■ Exercise directions: Please copy all the lines that follow, word for word.

■ Records provided:
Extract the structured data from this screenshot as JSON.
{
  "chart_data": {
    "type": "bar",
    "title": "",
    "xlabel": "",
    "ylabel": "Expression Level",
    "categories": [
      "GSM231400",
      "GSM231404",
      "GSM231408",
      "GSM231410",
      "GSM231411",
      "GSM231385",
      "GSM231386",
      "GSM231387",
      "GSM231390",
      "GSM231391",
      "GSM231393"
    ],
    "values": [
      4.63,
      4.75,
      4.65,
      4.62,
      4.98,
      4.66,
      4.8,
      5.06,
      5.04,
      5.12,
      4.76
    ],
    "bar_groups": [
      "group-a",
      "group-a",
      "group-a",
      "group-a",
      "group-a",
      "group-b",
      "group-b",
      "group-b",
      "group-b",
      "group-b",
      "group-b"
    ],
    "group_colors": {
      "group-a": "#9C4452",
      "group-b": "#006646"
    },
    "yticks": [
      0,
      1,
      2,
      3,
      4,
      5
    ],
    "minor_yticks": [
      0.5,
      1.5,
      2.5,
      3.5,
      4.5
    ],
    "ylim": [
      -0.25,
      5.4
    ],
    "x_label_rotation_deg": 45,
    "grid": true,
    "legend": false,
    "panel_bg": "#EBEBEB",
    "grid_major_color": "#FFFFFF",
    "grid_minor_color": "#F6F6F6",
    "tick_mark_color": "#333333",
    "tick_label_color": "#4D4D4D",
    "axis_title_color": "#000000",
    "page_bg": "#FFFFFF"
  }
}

■ Expected output:
Extract the structured data from this screenshot as JSON.
{
  "chart_data": {
    "type": "bar",
    "title": "",
    "xlabel": "",
    "ylabel": "Expression Level",
    "categories": [
      "GSM231400",
      "GSM231404",
      "GSM231408",
      "GSM231410",
      "GSM231411",
      "GSM231385",
      "GSM231386",
      "GSM231387",
      "GSM231390",
      "GSM231391",
      "GSM231393"
    ],
    "values": [
      4.63,
      4.75,
      4.65,
      4.62,
      4.98,
      4.66,
      4.8,
      5.06,
      5.04,
      5.12,
      4.76
    ],
    "bar_groups": [
      "group-a",
      "group-a",
      "group-a",
      "group-a",
      "group-a",
      "group-b",
      "group-b",
      "group-b",
      "group-b",
      "group-b",
      "group-b"
    ],
    "group_colors": {
      "group-a": "#9C4452",
      "group-b": "#006646"
    },
    "yticks": [
      0,
      1,
      2,
      3,
      4,
      5
    ],
    "minor_yticks": [
      0.5,
      1.5,
      2.5,
      3.5,
      4.5
    ],
    "ylim": [
      -0.25,
      5.4
    ],
    "x_label_rotation_deg": 45,
    "grid": true,
    "legend": false,
    "panel_bg": "#EBEBEB",
    "grid_major_color": "#FFFFFF",
    "grid_minor_color": "#F6F6F6",
    "tick_mark_color": "#333333",
    "tick_label_color": "#4D4D4D",
    "axis_title_color": "#000000",
    "page_bg": "#FFFFFF"
  }
}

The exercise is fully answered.